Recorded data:
-----
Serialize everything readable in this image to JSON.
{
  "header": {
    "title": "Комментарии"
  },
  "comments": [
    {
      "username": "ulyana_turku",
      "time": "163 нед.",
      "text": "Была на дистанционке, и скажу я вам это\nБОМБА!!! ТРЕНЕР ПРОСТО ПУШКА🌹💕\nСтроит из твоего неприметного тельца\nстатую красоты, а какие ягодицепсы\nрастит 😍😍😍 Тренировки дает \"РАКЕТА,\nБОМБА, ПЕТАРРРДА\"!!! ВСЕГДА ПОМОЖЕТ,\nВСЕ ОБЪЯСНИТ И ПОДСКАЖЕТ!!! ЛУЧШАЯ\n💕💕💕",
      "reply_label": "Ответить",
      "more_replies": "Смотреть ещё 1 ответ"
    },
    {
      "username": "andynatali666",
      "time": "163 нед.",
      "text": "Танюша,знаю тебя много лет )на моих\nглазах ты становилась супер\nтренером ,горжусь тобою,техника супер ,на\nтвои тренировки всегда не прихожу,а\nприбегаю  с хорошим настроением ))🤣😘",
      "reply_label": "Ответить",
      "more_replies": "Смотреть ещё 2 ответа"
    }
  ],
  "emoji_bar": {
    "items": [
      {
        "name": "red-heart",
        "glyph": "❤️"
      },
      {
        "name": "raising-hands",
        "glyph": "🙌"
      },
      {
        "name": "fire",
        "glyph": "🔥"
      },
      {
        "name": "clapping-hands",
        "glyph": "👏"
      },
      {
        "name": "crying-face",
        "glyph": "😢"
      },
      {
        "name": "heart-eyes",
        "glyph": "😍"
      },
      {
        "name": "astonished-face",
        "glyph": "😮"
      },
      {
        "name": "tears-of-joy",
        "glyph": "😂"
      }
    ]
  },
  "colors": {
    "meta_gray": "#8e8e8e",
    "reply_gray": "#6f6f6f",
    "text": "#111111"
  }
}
-----
Return each entry from the material above exactly as it appears.

Full output >>
Serialize everything readable in this image to JSON.
{
  "header": {
    "title": "Комментарии"
  },
  "comments": [
    {
      "username": "ulyana_turku",
      "time": "163 нед.",
      "text": "Была на дистанционке, и скажу я вам это\nБОМБА!!! ТРЕНЕР ПРОСТО ПУШКА🌹💕\nСтроит из твоего неприметного тельца\nстатую красоты, а какие ягодицепсы\nрастит 😍😍😍 Тренировки дает \"РАКЕТА,\nБОМБА, ПЕТАРРРДА\"!!! ВСЕГДА ПОМОЖЕТ,\nВСЕ ОБЪЯСНИТ И ПОДСКАЖЕТ!!! ЛУЧШАЯ\n💕💕💕",
      "reply_label": "Ответить",
      "more_replies": "Смотреть ещё 1 ответ"
    },
    {
      "username": "andynatali666",
      "time": "163 нед.",
      "text": "Танюша,знаю тебя много лет )на моих\nглазах ты становилась супер\nтренером ,горжусь тобою,техника супер ,на\nтвои тренировки всегда не прихожу,а\nприбегаю  с хорошим настроением ))🤣😘",
      "reply_label": "Ответить",
      "more_replies": "Смотреть ещё 2 ответа"
    }
  ],
  "emoji_bar": {
    "items": [
      {
        "name": "red-heart",
        "glyph": "❤️"
      },
      {
        "name": "raising-hands",
        "glyph": "🙌"
      },
      {
        "name": "fire",
        "glyph": "🔥"
      },
      {
        "name": "clapping-hands",
        "glyph": "👏"
      },
      {
        "name": "crying-face",
        "glyph": "😢"
      },
      {
        "name": "heart-eyes",
        "glyph": "😍"
      },
      {
        "name": "astonished-face",
        "glyph": "😮"
      },
      {
        "name": "tears-of-joy",
        "glyph": "😂"
      }
    ]
  },
  "colors": {
    "meta_gray": "#8e8e8e",
    "reply_gray": "#6f6f6f",
    "text": "#111111"
  }
}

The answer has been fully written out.